* What is asked: Go through the material and tally the lines containing the string "JSON". Give the total alone.

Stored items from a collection
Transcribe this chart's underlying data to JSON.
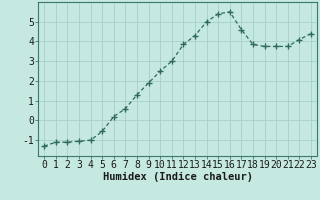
{
  "x": [
    0,
    1,
    2,
    3,
    4,
    5,
    6,
    7,
    8,
    9,
    10,
    11,
    12,
    13,
    14,
    15,
    16,
    17,
    18,
    19,
    20,
    21,
    22,
    23
  ],
  "y": [
    -1.3,
    -1.1,
    -1.1,
    -1.05,
    -1.0,
    -0.55,
    0.2,
    0.6,
    1.3,
    1.9,
    2.5,
    3.0,
    3.85,
    4.3,
    5.0,
    5.4,
    5.5,
    4.6,
    3.85,
    3.75,
    3.75,
    3.75,
    4.1,
    4.4
  ],
  "line_color": "#2e6b5e",
  "marker": "+",
  "marker_size": 4,
  "linewidth": 0.9,
  "background_color": "#c5e8e0",
  "grid_color": "#a8d0c8",
  "xlabel": "Humidex (Indice chaleur)",
  "xlabel_fontsize": 7.5,
  "tick_fontsize": 7,
  "xlim": [
    -0.5,
    23.5
  ],
  "ylim": [
    -1.8,
    6.0
  ],
  "yticks": [
    -1,
    0,
    1,
    2,
    3,
    4,
    5
  ],
  "xticks": [
    0,
    1,
    2,
    3,
    4,
    5,
    6,
    7,
    8,
    9,
    10,
    11,
    12,
    13,
    14,
    15,
    16,
    17,
    18,
    19,
    20,
    21,
    22,
    23
  ]
}
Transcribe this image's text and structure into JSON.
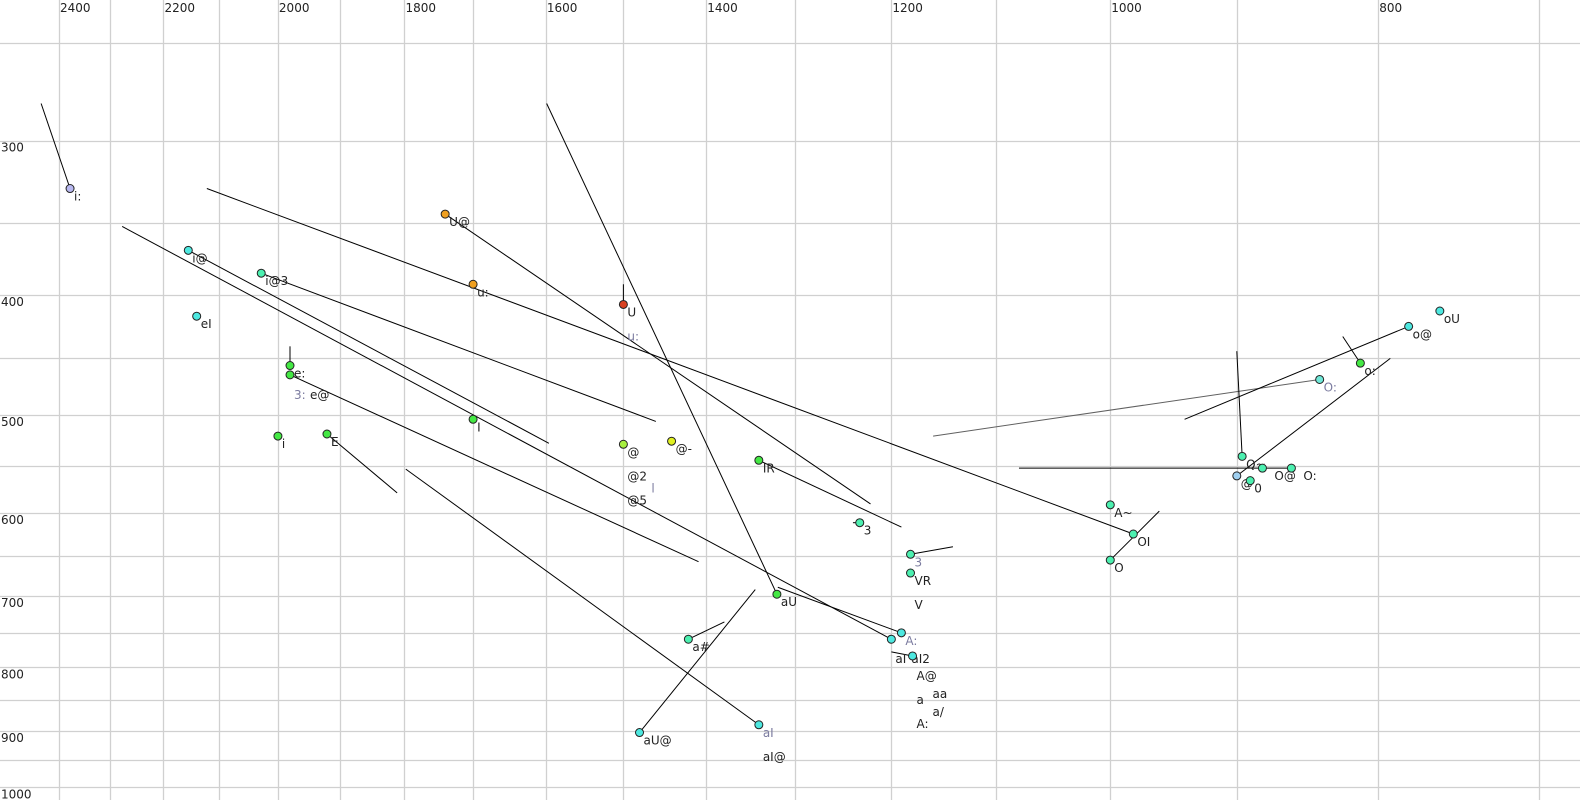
{
  "chart_data": {
    "type": "scatter",
    "title": "",
    "xlabel": "",
    "ylabel": "",
    "x_axis": {
      "quantity": "F2 (Hz)",
      "scale": "log",
      "reversed": true,
      "range": [
        2520,
        676
      ],
      "gridlines": [
        2400,
        2300,
        2200,
        2100,
        2000,
        1900,
        1800,
        1700,
        1600,
        1500,
        1400,
        1300,
        1200,
        1100,
        1000,
        900,
        800,
        700
      ],
      "tick_labels": [
        "2400",
        "2200",
        "2000",
        "1800",
        "1600",
        "1400",
        "1200",
        "1000",
        "800"
      ],
      "position": "top"
    },
    "y_axis": {
      "quantity": "F1 (Hz)",
      "scale": "log",
      "reversed": false,
      "range": [
        231,
        1021
      ],
      "gridlines": [
        250,
        300,
        350,
        400,
        450,
        500,
        550,
        600,
        650,
        700,
        750,
        800,
        850,
        900,
        950,
        1000
      ],
      "tick_labels": [
        "300",
        "400",
        "500",
        "600",
        "700",
        "800",
        "900",
        "1000"
      ],
      "position": "left"
    },
    "grid": true,
    "colors": {
      "cyan": "#4de8e0",
      "aqua": "#4cf0b0",
      "green": "#44e844",
      "orange": "#f0a020",
      "red": "#d84020",
      "lavender": "#b8b8f0",
      "lime": "#a8f040",
      "yellow": "#e0f020",
      "lightblue": "#a0d0f0",
      "line": "#000000",
      "muted_line": "#606060",
      "muted_label": "#7c7ca0",
      "grid": "#d0d0d0"
    },
    "points": [
      {
        "f2": 2378,
        "f1": 328,
        "color": "#b8b8f0",
        "labels": [
          {
            "text": "i:"
          }
        ]
      },
      {
        "f2": 2155,
        "f1": 368,
        "color": "#4de8e0",
        "labels": [
          {
            "text": "i@"
          }
        ]
      },
      {
        "f2": 2028,
        "f1": 384,
        "color": "#4cf0b0",
        "labels": [
          {
            "text": "i@3"
          }
        ]
      },
      {
        "f2": 2140,
        "f1": 416,
        "color": "#4de8e0",
        "labels": [
          {
            "text": "eI"
          }
        ]
      },
      {
        "f2": 1980,
        "f1": 456,
        "color": "#44e844",
        "labels": [
          {
            "text": "e:"
          }
        ]
      },
      {
        "f2": 1980,
        "f1": 464,
        "color": "#44e844",
        "labels": [
          {
            "text": "3:",
            "muted": true
          },
          {
            "text": "e@"
          }
        ]
      },
      {
        "f2": 2000,
        "f1": 520,
        "color": "#44e844",
        "labels": [
          {
            "text": "i"
          }
        ]
      },
      {
        "f2": 1920,
        "f1": 518,
        "color": "#44e844",
        "labels": [
          {
            "text": "E"
          }
        ]
      },
      {
        "f2": 1740,
        "f1": 344,
        "color": "#f0a020",
        "labels": [
          {
            "text": "U@"
          }
        ]
      },
      {
        "f2": 1700,
        "f1": 392,
        "color": "#f0a020",
        "labels": [
          {
            "text": "u:"
          }
        ]
      },
      {
        "f2": 1500,
        "f1": 407,
        "color": "#d84020",
        "labels": [
          {
            "text": "U"
          },
          {
            "text": "u:",
            "muted": true
          }
        ]
      },
      {
        "f2": 1700,
        "f1": 504,
        "color": "#44e844",
        "labels": [
          {
            "text": "I"
          }
        ]
      },
      {
        "f2": 1500,
        "f1": 528,
        "color": "#a8f040",
        "labels": [
          {
            "text": "@"
          },
          {
            "text": "@2"
          },
          {
            "text": "@5"
          },
          {
            "text": "l",
            "muted": true
          }
        ]
      },
      {
        "f2": 1441,
        "f1": 525,
        "color": "#e0f020",
        "labels": [
          {
            "text": "@-"
          }
        ]
      },
      {
        "f2": 1340,
        "f1": 544,
        "color": "#44e844",
        "labels": [
          {
            "text": "IR"
          }
        ]
      },
      {
        "f2": 1232,
        "f1": 611,
        "color": "#4cf0b0",
        "labels": [
          {
            "text": "3"
          }
        ]
      },
      {
        "f2": 1181,
        "f1": 648,
        "color": "#4cf0b0",
        "labels": [
          {
            "text": "3",
            "muted": true
          }
        ]
      },
      {
        "f2": 1181,
        "f1": 671,
        "color": "#4cf0b0",
        "labels": [
          {
            "text": "VR"
          },
          {
            "text": "V"
          }
        ]
      },
      {
        "f2": 1320,
        "f1": 698,
        "color": "#44e844",
        "labels": [
          {
            "text": "aU"
          }
        ]
      },
      {
        "f2": 1421,
        "f1": 759,
        "color": "#4cf0b0",
        "labels": [
          {
            "text": "a#"
          }
        ]
      },
      {
        "f2": 1480,
        "f1": 903,
        "color": "#4de8e0",
        "labels": [
          {
            "text": "aU@"
          }
        ]
      },
      {
        "f2": 1340,
        "f1": 890,
        "color": "#4de8e0",
        "labels": [
          {
            "text": "aI",
            "muted": true
          },
          {
            "text": "aI@"
          }
        ]
      },
      {
        "f2": 1190,
        "f1": 750,
        "color": "#4de8e0",
        "labels": [
          {
            "text": "A:",
            "muted": true
          }
        ]
      },
      {
        "f2": 1200,
        "f1": 759,
        "color": "#4de8e0",
        "labels": [
          {
            "text": "aI"
          },
          {
            "text": "aI2"
          }
        ]
      },
      {
        "f2": 1179,
        "f1": 783,
        "color": "#4de8e0",
        "labels": [
          {
            "text": "A@"
          },
          {
            "text": "a"
          },
          {
            "text": "aa"
          },
          {
            "text": "A:"
          },
          {
            "text": "a/"
          }
        ]
      },
      {
        "f2": 1000,
        "f1": 591,
        "color": "#4cf0b0",
        "labels": [
          {
            "text": "A~"
          }
        ]
      },
      {
        "f2": 981,
        "f1": 624,
        "color": "#4cf0b0",
        "labels": [
          {
            "text": "OI"
          }
        ]
      },
      {
        "f2": 1000,
        "f1": 655,
        "color": "#4cf0b0",
        "labels": [
          {
            "text": "O"
          }
        ]
      },
      {
        "f2": 760,
        "f1": 412,
        "color": "#4de8e0",
        "labels": [
          {
            "text": "oU"
          }
        ]
      },
      {
        "f2": 780,
        "f1": 424,
        "color": "#4de8e0",
        "labels": [
          {
            "text": "o@"
          }
        ]
      },
      {
        "f2": 812,
        "f1": 454,
        "color": "#44e844",
        "labels": [
          {
            "text": "o:"
          }
        ]
      },
      {
        "f2": 840,
        "f1": 468,
        "color": "#70e8d8",
        "labels": [
          {
            "text": "O:",
            "muted": true
          }
        ]
      },
      {
        "f2": 896,
        "f1": 540,
        "color": "#4cf0b0",
        "labels": [
          {
            "text": "Q~"
          }
        ]
      },
      {
        "f2": 881,
        "f1": 552,
        "color": "#4cf0b0",
        "labels": [
          {
            "text": "O@"
          }
        ]
      },
      {
        "f2": 860,
        "f1": 552,
        "color": "#4cf0b0",
        "labels": [
          {
            "text": "O:"
          }
        ]
      },
      {
        "f2": 900,
        "f1": 560,
        "color": "#a0d0f0",
        "labels": [
          {
            "text": "@"
          }
        ]
      },
      {
        "f2": 890,
        "f1": 565,
        "color": "#4cf0b0",
        "labels": [
          {
            "text": "0"
          }
        ]
      }
    ],
    "lines": [
      {
        "from": [
          2378,
          328
        ],
        "to": [
          2436,
          280
        ]
      },
      {
        "from": [
          2122,
          328
        ],
        "to": [
          981,
          624
        ]
      },
      {
        "from": [
          2277,
          352
        ],
        "to": [
          1200,
          759
        ]
      },
      {
        "from": [
          2155,
          368
        ],
        "to": [
          1596,
          527
        ]
      },
      {
        "from": [
          2028,
          384
        ],
        "to": [
          1460,
          506
        ]
      },
      {
        "from": [
          1980,
          464
        ],
        "to": [
          1409,
          657
        ]
      },
      {
        "from": [
          1980,
          456
        ],
        "to": [
          1980,
          440
        ]
      },
      {
        "from": [
          1920,
          518
        ],
        "to": [
          1811,
          578
        ]
      },
      {
        "from": [
          1798,
          553
        ],
        "to": [
          1340,
          890
        ]
      },
      {
        "from": [
          1740,
          344
        ],
        "to": [
          1221,
          590
        ]
      },
      {
        "from": [
          1599,
          280
        ],
        "to": [
          1320,
          698
        ]
      },
      {
        "from": [
          1500,
          407
        ],
        "to": [
          1500,
          392
        ]
      },
      {
        "from": [
          1340,
          544
        ],
        "to": [
          1190,
          616
        ]
      },
      {
        "from": [
          1239,
          611
        ],
        "to": [
          1232,
          611
        ]
      },
      {
        "from": [
          1181,
          648
        ],
        "to": [
          1140,
          639
        ]
      },
      {
        "from": [
          1421,
          759
        ],
        "to": [
          1379,
          735
        ]
      },
      {
        "from": [
          1480,
          903
        ],
        "to": [
          1344,
          692
        ]
      },
      {
        "from": [
          1319,
          689
        ],
        "to": [
          1190,
          750
        ]
      },
      {
        "from": [
          1200,
          777
        ],
        "to": [
          1179,
          783
        ]
      },
      {
        "from": [
          1000,
          655
        ],
        "to": [
          960,
          598
        ]
      },
      {
        "from": [
          1079,
          552
        ],
        "to": [
          860,
          552
        ]
      },
      {
        "from": [
          1159,
          520
        ],
        "to": [
          840,
          468
        ],
        "muted": true
      },
      {
        "from": [
          780,
          424
        ],
        "to": [
          940,
          504
        ]
      },
      {
        "from": [
          812,
          454
        ],
        "to": [
          824,
          432
        ]
      },
      {
        "from": [
          900,
          560
        ],
        "to": [
          792,
          450
        ]
      },
      {
        "from": [
          896,
          540
        ],
        "to": [
          900,
          444
        ]
      }
    ]
  }
}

* Answer below: 2